● Problem description:
In your copy, reproduce the entries exactly as they are, minus the images.

(Entries taken from a collection)
[Begin]

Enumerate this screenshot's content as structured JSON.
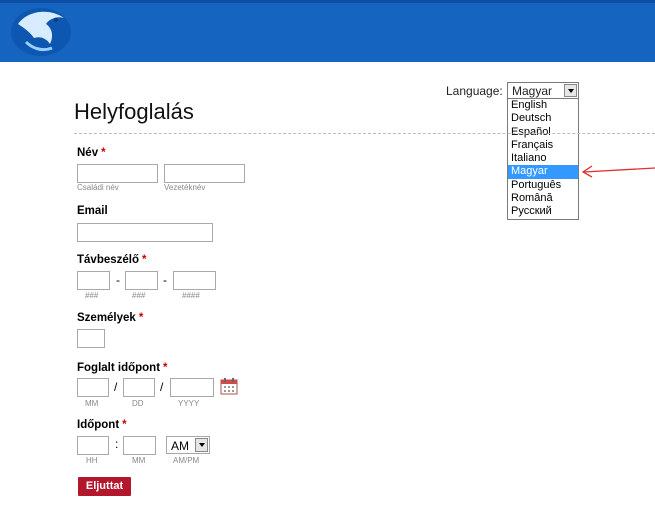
{
  "language": {
    "label": "Language:",
    "selected": "Magyar",
    "options": [
      "English",
      "Deutsch",
      "Español",
      "Français",
      "Italiano",
      "Magyar",
      "Português",
      "Română",
      "Русский"
    ]
  },
  "form": {
    "title": "Helyfoglalás",
    "name": {
      "label": "Név",
      "first_sub": "Családi név",
      "last_sub": "Vezetéknév"
    },
    "email": {
      "label": "Email"
    },
    "phone": {
      "label": "Távbeszélő",
      "sep": "-",
      "sub1": "###",
      "sub2": "###",
      "sub3": "####"
    },
    "persons": {
      "label": "Személyek"
    },
    "date": {
      "label": "Foglalt időpont",
      "sep": "/",
      "sub_mm": "MM",
      "sub_dd": "DD",
      "sub_yyyy": "YYYY"
    },
    "time": {
      "label": "Időpont",
      "sep": ":",
      "sub_hh": "HH",
      "sub_mm": "MM",
      "ampm_value": "AM",
      "ampm_sub": "AM/PM"
    },
    "required_mark": "*",
    "submit_label": "Eljuttat"
  },
  "colors": {
    "header": "#1565c0",
    "accent_red": "#b2172b",
    "highlight": "#3399ff"
  }
}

[End]

● Reply:
Enumerate this screenshot's content as structured JSON.
{
  "language": {
    "label": "Language:",
    "selected": "Magyar",
    "options": [
      "English",
      "Deutsch",
      "Español",
      "Français",
      "Italiano",
      "Magyar",
      "Português",
      "Română",
      "Русский"
    ]
  },
  "form": {
    "title": "Helyfoglalás",
    "name": {
      "label": "Név",
      "first_sub": "Családi név",
      "last_sub": "Vezetéknév"
    },
    "email": {
      "label": "Email"
    },
    "phone": {
      "label": "Távbeszélő",
      "sep": "-",
      "sub1": "###",
      "sub2": "###",
      "sub3": "####"
    },
    "persons": {
      "label": "Személyek"
    },
    "date": {
      "label": "Foglalt időpont",
      "sep": "/",
      "sub_mm": "MM",
      "sub_dd": "DD",
      "sub_yyyy": "YYYY"
    },
    "time": {
      "label": "Időpont",
      "sep": ":",
      "sub_hh": "HH",
      "sub_mm": "MM",
      "ampm_value": "AM",
      "ampm_sub": "AM/PM"
    },
    "required_mark": "*",
    "submit_label": "Eljuttat"
  },
  "colors": {
    "header": "#1565c0",
    "accent_red": "#b2172b",
    "highlight": "#3399ff"
  }
}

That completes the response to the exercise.